Once a piece of code can complete a task successfully, it can be stored individually and represented by its declaration. All anyone needs to know is what it does, what inputs it requires, and what type of data it returns. After that, it is like a command that can be plugged into any other program. Software houses build up libraries of functions and when they make those available to other developers, they are called APIs.

APIs take care of tasks without having to reinvent the wheel with every new piece of software. However, the big black-box advantage is also a curse. Functions that are made available for sale or rent can’t be read. They are usually even hosted by the software house that developed them. So, when a new app gets written with functionality provided by APIs the processing is performed God-knows-where.

That’s great for getting things done, but it is a nightmare for performance monitoring. Monitoring tools need access rights and third-party API providers are not going to let their customers run analyzers through their code.

All a performance monitor can track is the start and finish times of an API and the results they returned. They can’t see into the operations that the API’s backend code performs or see whether the microservice includes APIs to other microservices. It is very common for microservices to be built on many layers and each microservice could well be run on a different server located in a different part of the world.

Distributed tracing

Distributed tracing is an industry method to allow developers to monitor the performance of the APIs that they use without actually being able to analyze the backing microservice’s code. There are many protocols available for distributed tracing, which complicates a service that is intended to simplify a complicated problem.

The IT industry is solidifying around a few distributed tracing open standards.

  • OpenTracing is a product of the Cloud Native Computing Foundation (CNCF).
  • OpenCensus is a Google product, based on its own in-house distributed tracing service, called Dapper.

## STATED GOAL A
Reproduce word for word the entries below, from the first entry through the line that contains "force-label: G — [445, 290, 451, 299]", with both of those lines included.

[Records from a dataset]
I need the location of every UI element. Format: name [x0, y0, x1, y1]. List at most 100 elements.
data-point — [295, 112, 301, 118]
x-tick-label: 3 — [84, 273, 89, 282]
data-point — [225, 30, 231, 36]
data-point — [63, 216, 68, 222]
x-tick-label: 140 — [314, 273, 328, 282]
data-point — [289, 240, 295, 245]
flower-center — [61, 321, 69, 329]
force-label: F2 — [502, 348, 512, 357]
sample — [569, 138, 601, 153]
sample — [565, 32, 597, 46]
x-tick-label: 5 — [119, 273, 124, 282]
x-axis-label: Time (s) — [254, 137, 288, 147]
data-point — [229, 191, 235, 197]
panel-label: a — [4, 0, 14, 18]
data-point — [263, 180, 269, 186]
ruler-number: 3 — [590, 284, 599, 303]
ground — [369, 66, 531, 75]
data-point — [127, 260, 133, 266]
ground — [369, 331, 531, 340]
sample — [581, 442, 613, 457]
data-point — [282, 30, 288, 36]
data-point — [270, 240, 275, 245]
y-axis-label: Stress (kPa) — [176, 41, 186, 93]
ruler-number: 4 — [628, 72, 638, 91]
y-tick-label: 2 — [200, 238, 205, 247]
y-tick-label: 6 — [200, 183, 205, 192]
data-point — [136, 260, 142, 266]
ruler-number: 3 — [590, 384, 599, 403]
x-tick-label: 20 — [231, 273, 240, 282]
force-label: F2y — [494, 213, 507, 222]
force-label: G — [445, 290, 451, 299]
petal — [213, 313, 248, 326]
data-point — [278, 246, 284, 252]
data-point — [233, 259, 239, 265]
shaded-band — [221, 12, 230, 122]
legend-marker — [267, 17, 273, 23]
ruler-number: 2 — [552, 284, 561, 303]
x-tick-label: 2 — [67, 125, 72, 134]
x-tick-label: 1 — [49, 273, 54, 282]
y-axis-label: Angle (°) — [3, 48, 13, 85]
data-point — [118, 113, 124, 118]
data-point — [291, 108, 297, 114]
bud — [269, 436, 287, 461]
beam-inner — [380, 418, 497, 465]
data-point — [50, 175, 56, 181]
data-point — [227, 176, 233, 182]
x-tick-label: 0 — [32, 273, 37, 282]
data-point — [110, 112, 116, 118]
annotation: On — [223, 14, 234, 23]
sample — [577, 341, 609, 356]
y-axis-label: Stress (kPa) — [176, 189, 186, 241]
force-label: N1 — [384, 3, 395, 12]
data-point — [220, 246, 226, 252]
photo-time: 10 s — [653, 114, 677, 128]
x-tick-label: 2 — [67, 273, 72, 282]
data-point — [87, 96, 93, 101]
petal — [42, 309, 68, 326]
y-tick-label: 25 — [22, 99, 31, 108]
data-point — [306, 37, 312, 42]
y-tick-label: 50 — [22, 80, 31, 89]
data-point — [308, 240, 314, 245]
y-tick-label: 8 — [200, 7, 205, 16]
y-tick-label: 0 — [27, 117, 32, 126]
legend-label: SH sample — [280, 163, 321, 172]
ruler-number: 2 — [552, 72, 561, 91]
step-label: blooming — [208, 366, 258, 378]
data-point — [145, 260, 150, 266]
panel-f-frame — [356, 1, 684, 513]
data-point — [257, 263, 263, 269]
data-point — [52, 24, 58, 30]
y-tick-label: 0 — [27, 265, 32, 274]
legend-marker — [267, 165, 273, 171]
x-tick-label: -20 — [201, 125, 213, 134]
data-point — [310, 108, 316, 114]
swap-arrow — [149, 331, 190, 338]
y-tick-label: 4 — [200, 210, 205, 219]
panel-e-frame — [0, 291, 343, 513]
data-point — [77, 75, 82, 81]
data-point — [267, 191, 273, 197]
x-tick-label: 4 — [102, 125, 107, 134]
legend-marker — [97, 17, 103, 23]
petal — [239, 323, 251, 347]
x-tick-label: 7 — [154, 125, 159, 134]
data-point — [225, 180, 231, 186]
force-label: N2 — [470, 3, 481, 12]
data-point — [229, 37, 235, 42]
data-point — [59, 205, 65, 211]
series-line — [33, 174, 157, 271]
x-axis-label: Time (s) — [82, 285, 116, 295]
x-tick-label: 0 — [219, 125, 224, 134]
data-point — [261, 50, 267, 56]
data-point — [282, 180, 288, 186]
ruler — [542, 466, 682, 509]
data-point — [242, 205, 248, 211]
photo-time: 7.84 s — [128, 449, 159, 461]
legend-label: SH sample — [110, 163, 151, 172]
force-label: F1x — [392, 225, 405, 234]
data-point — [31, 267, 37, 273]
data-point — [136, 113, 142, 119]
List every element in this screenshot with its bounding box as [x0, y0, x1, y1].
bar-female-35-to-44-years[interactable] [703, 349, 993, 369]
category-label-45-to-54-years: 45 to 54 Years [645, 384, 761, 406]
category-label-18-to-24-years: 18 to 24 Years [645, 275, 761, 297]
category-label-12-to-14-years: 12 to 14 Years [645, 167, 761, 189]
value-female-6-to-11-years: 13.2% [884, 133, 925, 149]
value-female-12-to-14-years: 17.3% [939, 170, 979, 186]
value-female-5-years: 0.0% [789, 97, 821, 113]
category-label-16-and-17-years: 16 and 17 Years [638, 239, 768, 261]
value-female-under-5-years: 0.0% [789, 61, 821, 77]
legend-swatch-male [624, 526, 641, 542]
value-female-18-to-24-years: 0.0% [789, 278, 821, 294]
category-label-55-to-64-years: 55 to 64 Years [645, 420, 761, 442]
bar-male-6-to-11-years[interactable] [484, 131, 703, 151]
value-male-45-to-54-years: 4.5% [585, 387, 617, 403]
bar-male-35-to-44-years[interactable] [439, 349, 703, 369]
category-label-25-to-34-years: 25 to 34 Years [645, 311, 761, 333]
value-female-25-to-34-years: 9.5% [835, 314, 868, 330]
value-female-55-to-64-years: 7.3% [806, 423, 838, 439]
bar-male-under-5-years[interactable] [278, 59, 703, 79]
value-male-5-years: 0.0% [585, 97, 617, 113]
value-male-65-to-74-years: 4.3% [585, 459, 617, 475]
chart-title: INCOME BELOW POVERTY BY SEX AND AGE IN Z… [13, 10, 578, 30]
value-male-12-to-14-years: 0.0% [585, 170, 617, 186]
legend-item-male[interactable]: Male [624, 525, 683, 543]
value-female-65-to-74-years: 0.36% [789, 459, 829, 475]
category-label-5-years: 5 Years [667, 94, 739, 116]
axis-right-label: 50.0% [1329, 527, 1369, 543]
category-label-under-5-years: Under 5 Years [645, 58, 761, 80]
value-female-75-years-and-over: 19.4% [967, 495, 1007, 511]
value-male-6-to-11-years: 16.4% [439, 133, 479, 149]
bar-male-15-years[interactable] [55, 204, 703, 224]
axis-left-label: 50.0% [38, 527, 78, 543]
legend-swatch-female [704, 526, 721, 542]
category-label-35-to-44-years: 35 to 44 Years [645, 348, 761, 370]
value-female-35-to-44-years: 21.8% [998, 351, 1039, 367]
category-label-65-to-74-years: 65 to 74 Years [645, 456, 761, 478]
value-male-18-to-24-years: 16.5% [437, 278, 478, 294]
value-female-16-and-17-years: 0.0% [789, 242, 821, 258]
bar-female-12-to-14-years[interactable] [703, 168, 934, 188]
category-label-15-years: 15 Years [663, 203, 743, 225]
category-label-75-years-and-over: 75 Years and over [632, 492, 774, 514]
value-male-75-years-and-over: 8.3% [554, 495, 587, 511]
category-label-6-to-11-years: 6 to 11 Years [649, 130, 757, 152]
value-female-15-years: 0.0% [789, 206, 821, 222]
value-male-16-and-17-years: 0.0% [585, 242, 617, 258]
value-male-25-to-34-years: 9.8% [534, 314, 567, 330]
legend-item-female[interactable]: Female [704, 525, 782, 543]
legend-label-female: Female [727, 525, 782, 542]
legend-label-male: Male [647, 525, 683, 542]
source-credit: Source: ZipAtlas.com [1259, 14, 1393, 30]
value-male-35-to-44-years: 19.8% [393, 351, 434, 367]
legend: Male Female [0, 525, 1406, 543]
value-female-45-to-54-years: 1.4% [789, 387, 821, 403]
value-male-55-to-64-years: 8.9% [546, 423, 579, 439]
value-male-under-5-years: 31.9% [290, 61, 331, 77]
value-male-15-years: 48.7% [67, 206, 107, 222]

## STATED GOAL B
Quote the whole passage on APIs and distributed tracing above, word for word.

## FINISHED ANSWER A
I need the location of every UI element. Format: name [x0, y0, x1, y1]. List at most 100 elements.
data-point — [295, 112, 301, 118]
x-tick-label: 3 — [84, 273, 89, 282]
data-point — [225, 30, 231, 36]
data-point — [63, 216, 68, 222]
x-tick-label: 140 — [314, 273, 328, 282]
data-point — [289, 240, 295, 245]
flower-center — [61, 321, 69, 329]
force-label: F2 — [502, 348, 512, 357]
sample — [569, 138, 601, 153]
sample — [565, 32, 597, 46]
x-tick-label: 5 — [119, 273, 124, 282]
x-axis-label: Time (s) — [254, 137, 288, 147]
data-point — [229, 191, 235, 197]
panel-label: a — [4, 0, 14, 18]
data-point — [263, 180, 269, 186]
ruler-number: 3 — [590, 284, 599, 303]
ground — [369, 66, 531, 75]
data-point — [127, 260, 133, 266]
ground — [369, 331, 531, 340]
sample — [581, 442, 613, 457]
data-point — [282, 30, 288, 36]
data-point — [270, 240, 275, 245]
y-axis-label: Stress (kPa) — [176, 41, 186, 93]
ruler-number: 4 — [628, 72, 638, 91]
y-tick-label: 2 — [200, 238, 205, 247]
y-tick-label: 6 — [200, 183, 205, 192]
data-point — [136, 260, 142, 266]
ruler-number: 3 — [590, 384, 599, 403]
x-tick-label: 20 — [231, 273, 240, 282]
force-label: F2y — [494, 213, 507, 222]
force-label: G — [445, 290, 451, 299]

## FINISHED ANSWER B
Once a piece of code can complete a task successfully, it can be stored individually and represented by its declaration. All anyone needs to know is what it does, what inputs it requires, and what type of data it returns. After that, it is like a command that can be plugged into any other program. Software houses build up libraries of functions and when they make those available to other developers, they are called APIs.

APIs take care of tasks without having to reinvent the wheel with every new piece of software. However, the big black-box advantage is also a curse. Functions that are made available for sale or rent can’t be read. They are usually even hosted by the software house that developed them. So, when a new app gets written with functionality provided by APIs the processing is performed God-knows-where.

That’s great for getting things done, but it is a nightmare for performance monitoring. Monitoring tools need access rights and third-party API providers are not going to let their customers run analyzers through their code.

All a performance monitor can track is the start and finish times of an API and the results they returned. They can’t see into the operations that the API’s backend code performs or see whether the microservice includes APIs to other microservices. It is very common for microservices to be built on many layers and each microservice could well be run on a different server located in a different part of the world.

Distributed tracing

Distributed tracing is an industry method to allow developers to monitor the performance of the APIs that they use without actually being able to analyze the backing microservice’s code. There are many protocols available for distributed tracing, which complicates a service that is intended to simplify a complicated problem.

The IT industry is solidifying around a few distributed tracing open standards.

  • OpenTracing is a product of the Cloud Native Computing Foundation (CNCF).
  • OpenCensus is a Google product, based on its own in-house distributed tracing service, called Dapper.